• [TASK INPUT]:
%%
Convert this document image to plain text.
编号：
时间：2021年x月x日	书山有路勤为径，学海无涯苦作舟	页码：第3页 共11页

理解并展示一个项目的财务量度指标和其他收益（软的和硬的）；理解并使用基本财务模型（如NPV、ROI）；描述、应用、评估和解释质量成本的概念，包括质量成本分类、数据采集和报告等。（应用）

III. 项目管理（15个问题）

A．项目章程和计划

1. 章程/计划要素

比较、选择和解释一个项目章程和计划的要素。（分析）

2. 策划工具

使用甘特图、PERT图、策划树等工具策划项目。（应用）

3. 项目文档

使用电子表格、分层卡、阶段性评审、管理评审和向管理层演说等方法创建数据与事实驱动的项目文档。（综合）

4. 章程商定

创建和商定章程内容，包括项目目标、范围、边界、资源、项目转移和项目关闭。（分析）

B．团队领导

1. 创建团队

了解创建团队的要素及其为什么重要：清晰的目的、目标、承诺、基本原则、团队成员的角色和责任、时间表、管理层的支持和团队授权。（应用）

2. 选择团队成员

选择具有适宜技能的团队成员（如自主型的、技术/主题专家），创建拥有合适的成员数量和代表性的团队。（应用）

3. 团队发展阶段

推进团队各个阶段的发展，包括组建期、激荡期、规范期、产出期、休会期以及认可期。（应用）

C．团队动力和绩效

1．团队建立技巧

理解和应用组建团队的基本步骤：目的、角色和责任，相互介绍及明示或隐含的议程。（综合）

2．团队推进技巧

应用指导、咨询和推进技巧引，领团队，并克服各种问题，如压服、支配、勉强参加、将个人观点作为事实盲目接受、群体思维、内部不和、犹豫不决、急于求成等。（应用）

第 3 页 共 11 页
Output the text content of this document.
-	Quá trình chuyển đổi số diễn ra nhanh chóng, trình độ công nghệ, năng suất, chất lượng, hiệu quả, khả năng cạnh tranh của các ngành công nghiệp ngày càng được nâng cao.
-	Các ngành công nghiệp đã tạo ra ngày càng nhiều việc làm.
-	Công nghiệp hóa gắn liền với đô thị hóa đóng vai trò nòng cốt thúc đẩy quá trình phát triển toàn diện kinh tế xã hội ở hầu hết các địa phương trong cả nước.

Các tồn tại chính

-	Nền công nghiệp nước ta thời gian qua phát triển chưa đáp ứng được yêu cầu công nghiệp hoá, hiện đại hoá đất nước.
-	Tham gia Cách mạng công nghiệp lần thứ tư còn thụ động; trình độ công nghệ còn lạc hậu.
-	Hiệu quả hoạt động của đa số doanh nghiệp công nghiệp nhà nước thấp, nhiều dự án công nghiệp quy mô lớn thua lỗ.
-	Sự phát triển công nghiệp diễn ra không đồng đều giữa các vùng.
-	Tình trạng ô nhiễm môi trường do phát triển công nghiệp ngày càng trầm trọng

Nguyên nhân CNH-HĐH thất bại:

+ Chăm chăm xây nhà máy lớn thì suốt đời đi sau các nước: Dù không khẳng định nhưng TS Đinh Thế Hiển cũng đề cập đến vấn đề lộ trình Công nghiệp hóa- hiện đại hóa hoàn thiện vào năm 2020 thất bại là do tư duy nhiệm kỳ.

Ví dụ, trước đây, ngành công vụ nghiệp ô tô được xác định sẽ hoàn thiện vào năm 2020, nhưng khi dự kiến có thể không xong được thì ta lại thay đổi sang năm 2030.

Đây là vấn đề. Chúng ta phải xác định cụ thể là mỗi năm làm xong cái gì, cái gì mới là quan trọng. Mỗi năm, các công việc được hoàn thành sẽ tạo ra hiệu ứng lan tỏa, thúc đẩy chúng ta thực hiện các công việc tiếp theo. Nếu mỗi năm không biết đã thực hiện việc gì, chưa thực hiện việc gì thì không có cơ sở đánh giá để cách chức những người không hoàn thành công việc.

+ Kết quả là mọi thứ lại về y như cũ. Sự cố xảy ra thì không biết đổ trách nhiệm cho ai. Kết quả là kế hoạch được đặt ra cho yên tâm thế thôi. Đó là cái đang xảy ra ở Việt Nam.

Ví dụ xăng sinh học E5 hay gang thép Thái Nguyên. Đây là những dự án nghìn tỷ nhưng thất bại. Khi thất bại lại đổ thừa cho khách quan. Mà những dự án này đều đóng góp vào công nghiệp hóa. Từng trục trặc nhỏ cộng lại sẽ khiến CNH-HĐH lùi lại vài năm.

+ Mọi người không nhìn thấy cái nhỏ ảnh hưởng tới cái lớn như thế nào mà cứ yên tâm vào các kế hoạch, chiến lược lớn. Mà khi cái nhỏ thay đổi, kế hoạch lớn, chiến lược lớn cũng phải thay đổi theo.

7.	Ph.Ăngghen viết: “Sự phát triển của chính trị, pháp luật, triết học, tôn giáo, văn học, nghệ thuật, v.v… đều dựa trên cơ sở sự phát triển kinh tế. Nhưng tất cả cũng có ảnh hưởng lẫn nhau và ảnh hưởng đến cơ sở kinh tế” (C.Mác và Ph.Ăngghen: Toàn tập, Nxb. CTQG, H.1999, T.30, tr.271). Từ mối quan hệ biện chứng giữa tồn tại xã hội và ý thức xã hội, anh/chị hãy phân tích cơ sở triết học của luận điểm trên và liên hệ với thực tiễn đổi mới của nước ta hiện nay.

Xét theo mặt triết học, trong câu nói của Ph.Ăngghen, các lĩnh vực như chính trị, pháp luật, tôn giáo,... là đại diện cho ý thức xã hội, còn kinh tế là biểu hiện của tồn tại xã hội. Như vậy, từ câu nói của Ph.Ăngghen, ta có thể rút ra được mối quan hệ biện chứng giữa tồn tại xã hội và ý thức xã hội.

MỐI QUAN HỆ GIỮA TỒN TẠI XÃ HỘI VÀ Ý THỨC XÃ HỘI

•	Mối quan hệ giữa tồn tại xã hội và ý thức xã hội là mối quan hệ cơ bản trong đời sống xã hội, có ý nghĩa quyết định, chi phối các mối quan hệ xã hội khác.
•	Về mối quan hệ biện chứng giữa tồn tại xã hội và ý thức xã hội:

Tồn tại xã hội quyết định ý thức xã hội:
%%
• [DIRECTION]:
Determine the number of lines where the string "định" occurs, and give that number only.

• [EXERCISE OUTPUT]:
5